Stored records
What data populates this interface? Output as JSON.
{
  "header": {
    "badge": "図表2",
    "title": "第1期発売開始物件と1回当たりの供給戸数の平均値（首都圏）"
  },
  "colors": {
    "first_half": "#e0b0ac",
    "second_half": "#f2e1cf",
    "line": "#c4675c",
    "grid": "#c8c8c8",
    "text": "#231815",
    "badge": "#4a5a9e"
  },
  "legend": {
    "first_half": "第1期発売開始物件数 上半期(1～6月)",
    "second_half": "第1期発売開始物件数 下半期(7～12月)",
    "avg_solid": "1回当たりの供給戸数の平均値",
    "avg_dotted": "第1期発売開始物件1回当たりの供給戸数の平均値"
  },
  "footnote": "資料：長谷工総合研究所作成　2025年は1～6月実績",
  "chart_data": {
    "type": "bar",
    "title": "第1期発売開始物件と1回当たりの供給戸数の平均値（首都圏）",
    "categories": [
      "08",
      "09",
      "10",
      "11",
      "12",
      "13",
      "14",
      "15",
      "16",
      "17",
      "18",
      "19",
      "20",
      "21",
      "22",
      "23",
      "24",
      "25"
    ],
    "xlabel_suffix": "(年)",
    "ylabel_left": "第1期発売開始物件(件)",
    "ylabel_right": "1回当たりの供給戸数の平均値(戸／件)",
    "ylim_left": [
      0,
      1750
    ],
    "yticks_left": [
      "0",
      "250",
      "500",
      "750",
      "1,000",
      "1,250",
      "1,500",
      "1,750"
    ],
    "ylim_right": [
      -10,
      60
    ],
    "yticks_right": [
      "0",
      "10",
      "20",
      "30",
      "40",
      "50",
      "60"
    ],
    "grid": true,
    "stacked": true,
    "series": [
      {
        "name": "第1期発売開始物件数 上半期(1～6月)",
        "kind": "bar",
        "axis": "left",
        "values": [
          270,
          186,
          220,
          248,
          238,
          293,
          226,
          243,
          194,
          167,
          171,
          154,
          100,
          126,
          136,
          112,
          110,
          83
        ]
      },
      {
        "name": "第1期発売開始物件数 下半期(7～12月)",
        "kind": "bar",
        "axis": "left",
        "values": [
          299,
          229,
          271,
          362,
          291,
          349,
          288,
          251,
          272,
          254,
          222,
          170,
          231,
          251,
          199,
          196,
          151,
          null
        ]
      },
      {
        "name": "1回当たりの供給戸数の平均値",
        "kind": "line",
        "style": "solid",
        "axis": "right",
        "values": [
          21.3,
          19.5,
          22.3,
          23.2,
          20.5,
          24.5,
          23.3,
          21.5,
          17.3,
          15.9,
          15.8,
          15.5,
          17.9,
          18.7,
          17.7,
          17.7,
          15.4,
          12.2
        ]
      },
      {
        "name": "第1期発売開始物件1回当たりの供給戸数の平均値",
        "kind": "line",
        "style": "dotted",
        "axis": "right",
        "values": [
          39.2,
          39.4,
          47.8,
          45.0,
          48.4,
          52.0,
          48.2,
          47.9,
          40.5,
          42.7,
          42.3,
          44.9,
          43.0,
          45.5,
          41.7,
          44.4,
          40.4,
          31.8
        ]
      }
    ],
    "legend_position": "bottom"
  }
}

Objective
Output the complete data exactly as written.

Reply to the task
What data populates this interface? Output as JSON.
{
  "header": {
    "badge": "図表2",
    "title": "第1期発売開始物件と1回当たりの供給戸数の平均値（首都圏）"
  },
  "colors": {
    "first_half": "#e0b0ac",
    "second_half": "#f2e1cf",
    "line": "#c4675c",
    "grid": "#c8c8c8",
    "text": "#231815",
    "badge": "#4a5a9e"
  },
  "legend": {
    "first_half": "第1期発売開始物件数 上半期(1～6月)",
    "second_half": "第1期発売開始物件数 下半期(7～12月)",
    "avg_solid": "1回当たりの供給戸数の平均値",
    "avg_dotted": "第1期発売開始物件1回当たりの供給戸数の平均値"
  },
  "footnote": "資料：長谷工総合研究所作成　2025年は1～6月実績",
  "chart_data": {
    "type": "bar",
    "title": "第1期発売開始物件と1回当たりの供給戸数の平均値（首都圏）",
    "categories": [
      "08",
      "09",
      "10",
      "11",
      "12",
      "13",
      "14",
      "15",
      "16",
      "17",
      "18",
      "19",
      "20",
      "21",
      "22",
      "23",
      "24",
      "25"
    ],
    "xlabel_suffix": "(年)",
    "ylabel_left": "第1期発売開始物件(件)",
    "ylabel_right": "1回当たりの供給戸数の平均値(戸／件)",
    "ylim_left": [
      0,
      1750
    ],
    "yticks_left": [
      "0",
      "250",
      "500",
      "750",
      "1,000",
      "1,250",
      "1,500",
      "1,750"
    ],
    "ylim_right": [
      -10,
      60
    ],
    "yticks_right": [
      "0",
      "10",
      "20",
      "30",
      "40",
      "50",
      "60"
    ],
    "grid": true,
    "stacked": true,
    "series": [
      {
        "name": "第1期発売開始物件数 上半期(1～6月)",
        "kind": "bar",
        "axis": "left",
        "values": [
          270,
          186,
          220,
          248,
          238,
          293,
          226,
          243,
          194,
          167,
          171,
          154,
          100,
          126,
          136,
          112,
          110,
          83
        ]
      },
      {
        "name": "第1期発売開始物件数 下半期(7～12月)",
        "kind": "bar",
        "axis": "left",
        "values": [
          299,
          229,
          271,
          362,
          291,
          349,
          288,
          251,
          272,
          254,
          222,
          170,
          231,
          251,
          199,
          196,
          151,
          null
        ]
      },
      {
        "name": "1回当たりの供給戸数の平均値",
        "kind": "line",
        "style": "solid",
        "axis": "right",
        "values": [
          21.3,
          19.5,
          22.3,
          23.2,
          20.5,
          24.5,
          23.3,
          21.5,
          17.3,
          15.9,
          15.8,
          15.5,
          17.9,
          18.7,
          17.7,
          17.7,
          15.4,
          12.2
        ]
      },
      {
        "name": "第1期発売開始物件1回当たりの供給戸数の平均値",
        "kind": "line",
        "style": "dotted",
        "axis": "right",
        "values": [
          39.2,
          39.4,
          47.8,
          45.0,
          48.4,
          52.0,
          48.2,
          47.9,
          40.5,
          42.7,
          42.3,
          44.9,
          43.0,
          45.5,
          41.7,
          44.4,
          40.4,
          31.8
        ]
      }
    ],
    "legend_position": "bottom"
  }
}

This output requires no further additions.